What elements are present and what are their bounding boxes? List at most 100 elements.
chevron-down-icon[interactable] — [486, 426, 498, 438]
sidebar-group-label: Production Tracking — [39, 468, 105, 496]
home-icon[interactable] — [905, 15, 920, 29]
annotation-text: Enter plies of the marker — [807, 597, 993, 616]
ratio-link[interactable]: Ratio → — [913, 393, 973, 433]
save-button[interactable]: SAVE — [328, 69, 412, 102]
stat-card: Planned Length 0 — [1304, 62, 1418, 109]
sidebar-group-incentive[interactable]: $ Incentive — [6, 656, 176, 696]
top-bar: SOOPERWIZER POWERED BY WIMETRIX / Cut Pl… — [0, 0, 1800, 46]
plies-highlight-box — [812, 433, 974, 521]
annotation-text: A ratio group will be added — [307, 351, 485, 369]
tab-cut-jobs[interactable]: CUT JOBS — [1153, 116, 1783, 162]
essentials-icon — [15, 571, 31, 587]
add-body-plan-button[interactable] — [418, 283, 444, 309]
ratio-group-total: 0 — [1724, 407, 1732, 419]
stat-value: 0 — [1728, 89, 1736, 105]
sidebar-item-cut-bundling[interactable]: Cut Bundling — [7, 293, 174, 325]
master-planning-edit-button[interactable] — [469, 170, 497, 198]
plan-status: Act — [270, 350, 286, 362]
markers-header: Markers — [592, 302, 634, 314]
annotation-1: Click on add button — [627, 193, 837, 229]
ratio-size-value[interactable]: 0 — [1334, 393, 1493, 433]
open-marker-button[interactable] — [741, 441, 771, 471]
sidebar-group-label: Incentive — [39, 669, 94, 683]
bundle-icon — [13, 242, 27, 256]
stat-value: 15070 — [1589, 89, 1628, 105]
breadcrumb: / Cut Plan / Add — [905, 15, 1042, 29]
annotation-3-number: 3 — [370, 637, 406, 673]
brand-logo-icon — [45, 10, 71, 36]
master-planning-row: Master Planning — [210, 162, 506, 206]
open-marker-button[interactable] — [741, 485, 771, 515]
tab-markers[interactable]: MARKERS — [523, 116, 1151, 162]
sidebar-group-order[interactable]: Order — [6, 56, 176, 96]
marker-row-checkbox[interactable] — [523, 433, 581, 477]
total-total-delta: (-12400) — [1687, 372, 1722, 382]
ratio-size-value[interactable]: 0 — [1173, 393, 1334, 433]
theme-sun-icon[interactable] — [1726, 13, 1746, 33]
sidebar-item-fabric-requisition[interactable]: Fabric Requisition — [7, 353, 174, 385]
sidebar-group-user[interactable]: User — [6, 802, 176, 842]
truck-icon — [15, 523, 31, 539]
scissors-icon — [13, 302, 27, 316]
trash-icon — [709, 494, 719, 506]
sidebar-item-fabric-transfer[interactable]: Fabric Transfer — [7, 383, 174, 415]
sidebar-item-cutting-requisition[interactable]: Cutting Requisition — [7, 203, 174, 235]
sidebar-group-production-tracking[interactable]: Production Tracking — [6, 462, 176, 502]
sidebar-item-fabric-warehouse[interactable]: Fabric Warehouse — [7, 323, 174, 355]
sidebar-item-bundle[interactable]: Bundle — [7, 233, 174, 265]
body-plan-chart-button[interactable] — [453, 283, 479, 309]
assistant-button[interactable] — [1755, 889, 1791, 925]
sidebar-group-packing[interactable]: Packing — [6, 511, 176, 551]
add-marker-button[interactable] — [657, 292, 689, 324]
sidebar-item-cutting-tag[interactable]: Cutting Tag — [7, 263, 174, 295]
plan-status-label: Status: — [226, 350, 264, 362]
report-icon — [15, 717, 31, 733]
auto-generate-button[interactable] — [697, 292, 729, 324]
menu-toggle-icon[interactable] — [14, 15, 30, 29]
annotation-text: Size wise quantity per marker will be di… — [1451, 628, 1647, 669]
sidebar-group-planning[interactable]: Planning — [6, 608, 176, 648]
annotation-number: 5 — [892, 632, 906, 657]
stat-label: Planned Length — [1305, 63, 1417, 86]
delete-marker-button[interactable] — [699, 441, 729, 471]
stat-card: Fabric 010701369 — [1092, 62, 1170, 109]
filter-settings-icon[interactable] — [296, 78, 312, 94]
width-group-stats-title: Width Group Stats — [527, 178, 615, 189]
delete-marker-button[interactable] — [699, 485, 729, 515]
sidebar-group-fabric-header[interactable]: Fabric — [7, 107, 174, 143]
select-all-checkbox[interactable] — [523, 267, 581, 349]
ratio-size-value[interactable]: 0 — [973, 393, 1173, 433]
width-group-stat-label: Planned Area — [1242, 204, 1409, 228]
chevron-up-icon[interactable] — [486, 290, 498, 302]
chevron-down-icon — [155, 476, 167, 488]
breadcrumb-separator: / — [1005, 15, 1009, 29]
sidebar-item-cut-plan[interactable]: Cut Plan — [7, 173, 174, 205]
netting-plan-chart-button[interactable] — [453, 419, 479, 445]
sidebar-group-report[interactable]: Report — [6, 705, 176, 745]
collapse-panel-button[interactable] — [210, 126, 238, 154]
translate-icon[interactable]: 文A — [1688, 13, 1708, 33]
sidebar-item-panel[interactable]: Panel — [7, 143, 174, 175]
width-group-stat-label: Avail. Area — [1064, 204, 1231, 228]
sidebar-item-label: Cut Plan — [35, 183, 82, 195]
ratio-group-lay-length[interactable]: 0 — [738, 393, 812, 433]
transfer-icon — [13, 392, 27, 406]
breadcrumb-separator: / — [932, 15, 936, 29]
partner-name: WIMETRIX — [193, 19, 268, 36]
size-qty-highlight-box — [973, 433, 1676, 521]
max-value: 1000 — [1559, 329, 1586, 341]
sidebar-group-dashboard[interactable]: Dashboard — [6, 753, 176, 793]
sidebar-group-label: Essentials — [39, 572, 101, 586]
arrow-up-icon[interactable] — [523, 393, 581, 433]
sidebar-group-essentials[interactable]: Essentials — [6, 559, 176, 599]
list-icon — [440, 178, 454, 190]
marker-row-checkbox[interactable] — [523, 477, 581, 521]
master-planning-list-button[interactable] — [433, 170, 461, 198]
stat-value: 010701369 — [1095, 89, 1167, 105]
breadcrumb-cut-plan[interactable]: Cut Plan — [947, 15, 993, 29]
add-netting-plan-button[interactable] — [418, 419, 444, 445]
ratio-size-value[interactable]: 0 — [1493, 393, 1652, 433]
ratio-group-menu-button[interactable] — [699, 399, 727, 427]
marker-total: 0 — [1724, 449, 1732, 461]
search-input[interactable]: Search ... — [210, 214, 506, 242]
==================================================
OBJECTIVE: Output the rows from the start of the records through the line containing "plan-status: Act — [270, 350, 286, 362]", inclusive, with each line reproduced without alteration.

OUTPUT OF THE EXERCISE:
What elements are present and what are their bounding boxes? List at most 100 elements.
chevron-down-icon[interactable] — [486, 426, 498, 438]
sidebar-group-label: Production Tracking — [39, 468, 105, 496]
home-icon[interactable] — [905, 15, 920, 29]
annotation-text: Enter plies of the marker — [807, 597, 993, 616]
ratio-link[interactable]: Ratio → — [913, 393, 973, 433]
save-button[interactable]: SAVE — [328, 69, 412, 102]
stat-card: Planned Length 0 — [1304, 62, 1418, 109]
sidebar-group-incentive[interactable]: $ Incentive — [6, 656, 176, 696]
top-bar: SOOPERWIZER POWERED BY WIMETRIX / Cut Pl… — [0, 0, 1800, 46]
plies-highlight-box — [812, 433, 974, 521]
annotation-text: A ratio group will be added — [307, 351, 485, 369]
tab-cut-jobs[interactable]: CUT JOBS — [1153, 116, 1783, 162]
essentials-icon — [15, 571, 31, 587]
add-body-plan-button[interactable] — [418, 283, 444, 309]
ratio-group-total: 0 — [1724, 407, 1732, 419]
stat-value: 0 — [1728, 89, 1736, 105]
sidebar-item-cut-bundling[interactable]: Cut Bundling — [7, 293, 174, 325]
master-planning-edit-button[interactable] — [469, 170, 497, 198]
plan-status: Act — [270, 350, 286, 362]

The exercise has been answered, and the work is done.